THE REQUEST:
The records below must be duplicated exactly, character for character.

□ □ □ □ □

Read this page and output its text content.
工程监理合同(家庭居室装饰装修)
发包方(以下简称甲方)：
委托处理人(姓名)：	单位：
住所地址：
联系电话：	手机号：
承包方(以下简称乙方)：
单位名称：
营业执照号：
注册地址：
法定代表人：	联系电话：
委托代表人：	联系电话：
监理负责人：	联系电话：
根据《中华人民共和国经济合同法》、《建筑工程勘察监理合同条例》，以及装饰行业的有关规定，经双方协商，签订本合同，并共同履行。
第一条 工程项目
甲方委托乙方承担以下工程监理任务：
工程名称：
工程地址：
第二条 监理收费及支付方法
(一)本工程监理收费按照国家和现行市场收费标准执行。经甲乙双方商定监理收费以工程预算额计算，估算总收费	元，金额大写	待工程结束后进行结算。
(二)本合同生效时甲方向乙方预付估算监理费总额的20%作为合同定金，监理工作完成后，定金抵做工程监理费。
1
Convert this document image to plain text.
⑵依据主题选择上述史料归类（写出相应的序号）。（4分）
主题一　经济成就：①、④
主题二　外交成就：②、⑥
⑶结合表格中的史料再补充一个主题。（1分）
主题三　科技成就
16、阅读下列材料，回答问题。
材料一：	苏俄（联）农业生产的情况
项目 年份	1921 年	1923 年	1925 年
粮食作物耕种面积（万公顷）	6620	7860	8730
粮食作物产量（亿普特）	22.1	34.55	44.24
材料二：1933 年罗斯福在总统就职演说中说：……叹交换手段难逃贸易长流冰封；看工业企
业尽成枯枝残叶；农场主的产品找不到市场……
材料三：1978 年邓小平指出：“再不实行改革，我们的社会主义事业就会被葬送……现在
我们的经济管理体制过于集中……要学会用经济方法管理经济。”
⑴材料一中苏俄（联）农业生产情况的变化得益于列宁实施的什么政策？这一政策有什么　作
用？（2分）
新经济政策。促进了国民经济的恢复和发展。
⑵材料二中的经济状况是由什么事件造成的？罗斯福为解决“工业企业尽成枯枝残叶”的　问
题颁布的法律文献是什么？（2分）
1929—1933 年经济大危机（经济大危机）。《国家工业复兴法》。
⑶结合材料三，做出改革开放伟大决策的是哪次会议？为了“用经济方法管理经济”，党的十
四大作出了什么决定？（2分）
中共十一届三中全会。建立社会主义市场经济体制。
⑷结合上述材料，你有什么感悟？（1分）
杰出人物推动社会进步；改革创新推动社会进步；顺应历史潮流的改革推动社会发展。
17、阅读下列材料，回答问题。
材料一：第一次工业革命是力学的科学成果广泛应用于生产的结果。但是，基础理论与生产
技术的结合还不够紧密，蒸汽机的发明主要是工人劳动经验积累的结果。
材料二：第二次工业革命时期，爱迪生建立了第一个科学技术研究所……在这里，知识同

□ □ □ □ □

EXERCISE SOLUTION:
Read this page and output its text content.
工程监理合同(家庭居室装饰装修)
发包方(以下简称甲方)：
委托处理人(姓名)：	单位：
住所地址：
联系电话：	手机号：
承包方(以下简称乙方)：
单位名称：
营业执照号：
注册地址：
法定代表人：	联系电话：
委托代表人：	联系电话：
监理负责人：	联系电话：
根据《中华人民共和国经济合同法》、《建筑工程勘察监理合同条例》，以及装饰行业的有关规定，经双方协商，签订本合同，并共同履行。
第一条 工程项目
甲方委托乙方承担以下工程监理任务：
工程名称：
工程地址：
第二条 监理收费及支付方法
(一)本工程监理收费按照国家和现行市场收费标准执行。经甲乙双方商定监理收费以工程预算额计算，估算总收费	元，金额大写	待工程结束后进行结算。
(二)本合同生效时甲方向乙方预付估算监理费总额的20%作为合同定金，监理工作完成后，定金抵做工程监理费。
1
Convert this document image to plain text.
⑵依据主题选择上述史料归类（写出相应的序号）。（4分）
主题一　经济成就：①、④
主题二　外交成就：②、⑥
⑶结合表格中的史料再补充一个主题。（1分）
主题三　科技成就
16、阅读下列材料，回答问题。
材料一：	苏俄（联）农业生产的情况
项目 年份	1921 年	1923 年	1925 年
粮食作物耕种面积（万公顷）	6620	7860	8730
粮食作物产量（亿普特）	22.1	34.55	44.24
材料二：1933 年罗斯福在总统就职演说中说：……叹交换手段难逃贸易长流冰封；看工业企
业尽成枯枝残叶；农场主的产品找不到市场……
材料三：1978 年邓小平指出：“再不实行改革，我们的社会主义事业就会被葬送……现在
我们的经济管理体制过于集中……要学会用经济方法管理经济。”
⑴材料一中苏俄（联）农业生产情况的变化得益于列宁实施的什么政策？这一政策有什么　作
用？（2分）
新经济政策。促进了国民经济的恢复和发展。
⑵材料二中的经济状况是由什么事件造成的？罗斯福为解决“工业企业尽成枯枝残叶”的　问
题颁布的法律文献是什么？（2分）
1929—1933 年经济大危机（经济大危机）。《国家工业复兴法》。
⑶结合材料三，做出改革开放伟大决策的是哪次会议？为了“用经济方法管理经济”，党的十
四大作出了什么决定？（2分）
中共十一届三中全会。建立社会主义市场经济体制。
⑷结合上述材料，你有什么感悟？（1分）
杰出人物推动社会进步；改革创新推动社会进步；顺应历史潮流的改革推动社会发展。
17、阅读下列材料，回答问题。
材料一：第一次工业革命是力学的科学成果广泛应用于生产的结果。但是，基础理论与生产
技术的结合还不够紧密，蒸汽机的发明主要是工人劳动经验积累的结果。
材料二：第二次工业革命时期，爱迪生建立了第一个科学技术研究所……在这里，知识同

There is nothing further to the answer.